== GIVEN RECORDS ==

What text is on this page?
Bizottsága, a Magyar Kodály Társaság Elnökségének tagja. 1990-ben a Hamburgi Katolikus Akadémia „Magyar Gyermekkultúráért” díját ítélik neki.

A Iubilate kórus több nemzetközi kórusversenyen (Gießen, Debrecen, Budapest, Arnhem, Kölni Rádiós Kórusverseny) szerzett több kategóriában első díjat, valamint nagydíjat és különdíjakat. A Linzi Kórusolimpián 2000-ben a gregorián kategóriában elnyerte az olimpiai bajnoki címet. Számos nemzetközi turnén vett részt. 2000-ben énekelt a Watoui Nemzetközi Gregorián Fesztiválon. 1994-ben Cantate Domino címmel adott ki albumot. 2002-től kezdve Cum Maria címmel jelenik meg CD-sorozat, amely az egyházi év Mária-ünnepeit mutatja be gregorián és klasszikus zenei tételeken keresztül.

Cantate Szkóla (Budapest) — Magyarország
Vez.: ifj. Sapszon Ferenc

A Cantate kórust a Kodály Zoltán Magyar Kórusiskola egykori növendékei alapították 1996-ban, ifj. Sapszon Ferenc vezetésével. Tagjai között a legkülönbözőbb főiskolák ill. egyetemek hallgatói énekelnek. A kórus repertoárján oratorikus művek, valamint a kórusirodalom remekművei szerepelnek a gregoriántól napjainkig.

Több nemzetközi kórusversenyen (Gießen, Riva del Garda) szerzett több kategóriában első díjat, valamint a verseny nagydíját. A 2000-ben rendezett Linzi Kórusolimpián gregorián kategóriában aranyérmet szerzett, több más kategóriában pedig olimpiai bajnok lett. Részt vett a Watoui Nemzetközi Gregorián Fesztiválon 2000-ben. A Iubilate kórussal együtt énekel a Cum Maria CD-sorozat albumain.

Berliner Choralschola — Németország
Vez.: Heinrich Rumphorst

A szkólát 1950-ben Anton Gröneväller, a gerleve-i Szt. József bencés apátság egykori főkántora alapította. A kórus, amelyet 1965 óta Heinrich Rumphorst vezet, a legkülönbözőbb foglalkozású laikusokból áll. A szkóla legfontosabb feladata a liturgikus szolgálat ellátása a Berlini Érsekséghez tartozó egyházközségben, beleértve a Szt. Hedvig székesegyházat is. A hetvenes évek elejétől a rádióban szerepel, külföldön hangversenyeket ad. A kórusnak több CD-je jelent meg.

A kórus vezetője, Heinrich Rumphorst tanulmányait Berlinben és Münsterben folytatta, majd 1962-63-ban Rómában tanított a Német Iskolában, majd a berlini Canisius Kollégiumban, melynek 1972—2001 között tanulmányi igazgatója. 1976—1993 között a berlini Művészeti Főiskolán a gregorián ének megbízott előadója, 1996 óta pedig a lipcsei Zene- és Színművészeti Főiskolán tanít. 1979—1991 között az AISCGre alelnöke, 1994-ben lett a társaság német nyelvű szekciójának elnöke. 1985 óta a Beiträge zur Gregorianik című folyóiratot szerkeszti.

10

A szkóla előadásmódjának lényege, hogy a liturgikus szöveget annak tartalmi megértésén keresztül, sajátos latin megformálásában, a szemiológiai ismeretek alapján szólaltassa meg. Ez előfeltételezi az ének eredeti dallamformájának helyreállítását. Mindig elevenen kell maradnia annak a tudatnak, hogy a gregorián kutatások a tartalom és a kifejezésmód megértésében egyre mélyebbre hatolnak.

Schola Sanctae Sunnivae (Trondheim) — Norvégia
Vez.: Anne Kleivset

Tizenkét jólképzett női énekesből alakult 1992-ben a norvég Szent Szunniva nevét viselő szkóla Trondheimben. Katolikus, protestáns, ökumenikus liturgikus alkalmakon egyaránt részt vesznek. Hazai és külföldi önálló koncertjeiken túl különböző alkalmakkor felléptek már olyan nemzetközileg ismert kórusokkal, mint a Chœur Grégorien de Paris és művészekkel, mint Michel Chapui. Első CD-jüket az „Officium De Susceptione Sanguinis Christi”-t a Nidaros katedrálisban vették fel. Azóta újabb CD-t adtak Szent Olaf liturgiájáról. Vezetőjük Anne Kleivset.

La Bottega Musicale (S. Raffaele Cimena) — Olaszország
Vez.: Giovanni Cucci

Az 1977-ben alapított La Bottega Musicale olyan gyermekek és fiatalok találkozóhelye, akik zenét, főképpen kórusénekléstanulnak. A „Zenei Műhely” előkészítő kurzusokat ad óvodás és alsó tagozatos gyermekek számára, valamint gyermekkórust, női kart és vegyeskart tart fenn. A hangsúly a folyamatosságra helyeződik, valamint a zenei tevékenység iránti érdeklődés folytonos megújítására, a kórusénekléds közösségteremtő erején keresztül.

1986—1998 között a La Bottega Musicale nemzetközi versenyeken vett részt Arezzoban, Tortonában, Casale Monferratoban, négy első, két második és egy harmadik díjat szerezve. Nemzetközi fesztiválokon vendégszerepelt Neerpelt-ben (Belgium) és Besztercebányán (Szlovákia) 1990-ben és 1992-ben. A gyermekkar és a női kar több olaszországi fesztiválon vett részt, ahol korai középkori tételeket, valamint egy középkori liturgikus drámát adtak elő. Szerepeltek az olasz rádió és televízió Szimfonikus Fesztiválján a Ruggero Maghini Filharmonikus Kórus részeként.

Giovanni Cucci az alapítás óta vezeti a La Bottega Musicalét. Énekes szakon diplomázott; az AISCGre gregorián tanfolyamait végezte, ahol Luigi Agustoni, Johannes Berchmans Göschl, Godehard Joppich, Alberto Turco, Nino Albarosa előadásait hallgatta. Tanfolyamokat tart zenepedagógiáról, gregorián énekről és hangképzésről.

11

===

#### [THE REQUEST]
Restate every line of the data word for word.

#### [SOLUTION TO THIS PROBLEM]
What text is on this page?
Bizottsága, a Magyar Kodály Társaság Elnökségének tagja. 1990-ben a Hamburgi Katolikus Akadémia „Magyar Gyermekkultúráért” díját ítélik neki.

A Iubilate kórus több nemzetközi kórusversenyen (Gießen, Debrecen, Budapest, Arnhem, Kölni Rádiós Kórusverseny) szerzett több kategóriában első díjat, valamint nagydíjat és különdíjakat. A Linzi Kórusolimpián 2000-ben a gregorián kategóriában elnyerte az olimpiai bajnoki címet. Számos nemzetközi turnén vett részt. 2000-ben énekelt a Watoui Nemzetközi Gregorián Fesztiválon. 1994-ben Cantate Domino címmel adott ki albumot. 2002-től kezdve Cum Maria címmel jelenik meg CD-sorozat, amely az egyházi év Mária-ünnepeit mutatja be gregorián és klasszikus zenei tételeken keresztül.

Cantate Szkóla (Budapest) — Magyarország
Vez.: ifj. Sapszon Ferenc

A Cantate kórust a Kodály Zoltán Magyar Kórusiskola egykori növendékei alapították 1996-ban, ifj. Sapszon Ferenc vezetésével. Tagjai között a legkülönbözőbb főiskolák ill. egyetemek hallgatói énekelnek. A kórus repertoárján oratorikus művek, valamint a kórusirodalom remekművei szerepelnek a gregoriántól napjainkig.

Több nemzetközi kórusversenyen (Gießen, Riva del Garda) szerzett több kategóriában első díjat, valamint a verseny nagydíját. A 2000-ben rendezett Linzi Kórusolimpián gregorián kategóriában aranyérmet szerzett, több más kategóriában pedig olimpiai bajnok lett. Részt vett a Watoui Nemzetközi Gregorián Fesztiválon 2000-ben. A Iubilate kórussal együtt énekel a Cum Maria CD-sorozat albumain.

Berliner Choralschola — Németország
Vez.: Heinrich Rumphorst

A szkólát 1950-ben Anton Gröneväller, a gerleve-i Szt. József bencés apátság egykori főkántora alapította. A kórus, amelyet 1965 óta Heinrich Rumphorst vezet, a legkülönbözőbb foglalkozású laikusokból áll. A szkóla legfontosabb feladata a liturgikus szolgálat ellátása a Berlini Érsekséghez tartozó egyházközségben, beleértve a Szt. Hedvig székesegyházat is. A hetvenes évek elejétől a rádióban szerepel, külföldön hangversenyeket ad. A kórusnak több CD-je jelent meg.

A kórus vezetője, Heinrich Rumphorst tanulmányait Berlinben és Münsterben folytatta, majd 1962-63-ban Rómában tanított a Német Iskolában, majd a berlini Canisius Kollégiumban, melynek 1972—2001 között tanulmányi igazgatója. 1976—1993 között a berlini Művészeti Főiskolán a gregorián ének megbízott előadója, 1996 óta pedig a lipcsei Zene- és Színművészeti Főiskolán tanít. 1979—1991 között az AISCGre alelnöke, 1994-ben lett a társaság német nyelvű szekciójának elnöke. 1985 óta a Beiträge zur Gregorianik című folyóiratot szerkeszti.

10

A szkóla előadásmódjának lényege, hogy a liturgikus szöveget annak tartalmi megértésén keresztül, sajátos latin megformálásában, a szemiológiai ismeretek alapján szólaltassa meg. Ez előfeltételezi az ének eredeti dallamformájának helyreállítását. Mindig elevenen kell maradnia annak a tudatnak, hogy a gregorián kutatások a tartalom és a kifejezésmód megértésében egyre mélyebbre hatolnak.

Schola Sanctae Sunnivae (Trondheim) — Norvégia
Vez.: Anne Kleivset

Tizenkét jólképzett női énekesből alakult 1992-ben a norvég Szent Szunniva nevét viselő szkóla Trondheimben. Katolikus, protestáns, ökumenikus liturgikus alkalmakon egyaránt részt vesznek. Hazai és külföldi önálló koncertjeiken túl különböző alkalmakkor felléptek már olyan nemzetközileg ismert kórusokkal, mint a Chœur Grégorien de Paris és művészekkel, mint Michel Chapui. Első CD-jüket az „Officium De Susceptione Sanguinis Christi”-t a Nidaros katedrálisban vették fel. Azóta újabb CD-t adtak Szent Olaf liturgiájáról. Vezetőjük Anne Kleivset.

La Bottega Musicale (S. Raffaele Cimena) — Olaszország
Vez.: Giovanni Cucci

Az 1977-ben alapított La Bottega Musicale olyan gyermekek és fiatalok találkozóhelye, akik zenét, főképpen kórusénekléstanulnak. A „Zenei Műhely” előkészítő kurzusokat ad óvodás és alsó tagozatos gyermekek számára, valamint gyermekkórust, női kart és vegyeskart tart fenn. A hangsúly a folyamatosságra helyeződik, valamint a zenei tevékenység iránti érdeklődés folytonos megújítására, a kórusénekléds közösségteremtő erején keresztül.

1986—1998 között a La Bottega Musicale nemzetközi versenyeken vett részt Arezzoban, Tortonában, Casale Monferratoban, négy első, két második és egy harmadik díjat szerezve. Nemzetközi fesztiválokon vendégszerepelt Neerpelt-ben (Belgium) és Besztercebányán (Szlovákia) 1990-ben és 1992-ben. A gyermekkar és a női kar több olaszországi fesztiválon vett részt, ahol korai középkori tételeket, valamint egy középkori liturgikus drámát adtak elő. Szerepeltek az olasz rádió és televízió Szimfonikus Fesztiválján a Ruggero Maghini Filharmonikus Kórus részeként.

Giovanni Cucci az alapítás óta vezeti a La Bottega Musicalét. Énekes szakon diplomázott; az AISCGre gregorián tanfolyamait végezte, ahol Luigi Agustoni, Johannes Berchmans Göschl, Godehard Joppich, Alberto Turco, Nino Albarosa előadásait hallgatta. Tanfolyamokat tart zenepedagógiáról, gregorián énekről és hangképzésről.

11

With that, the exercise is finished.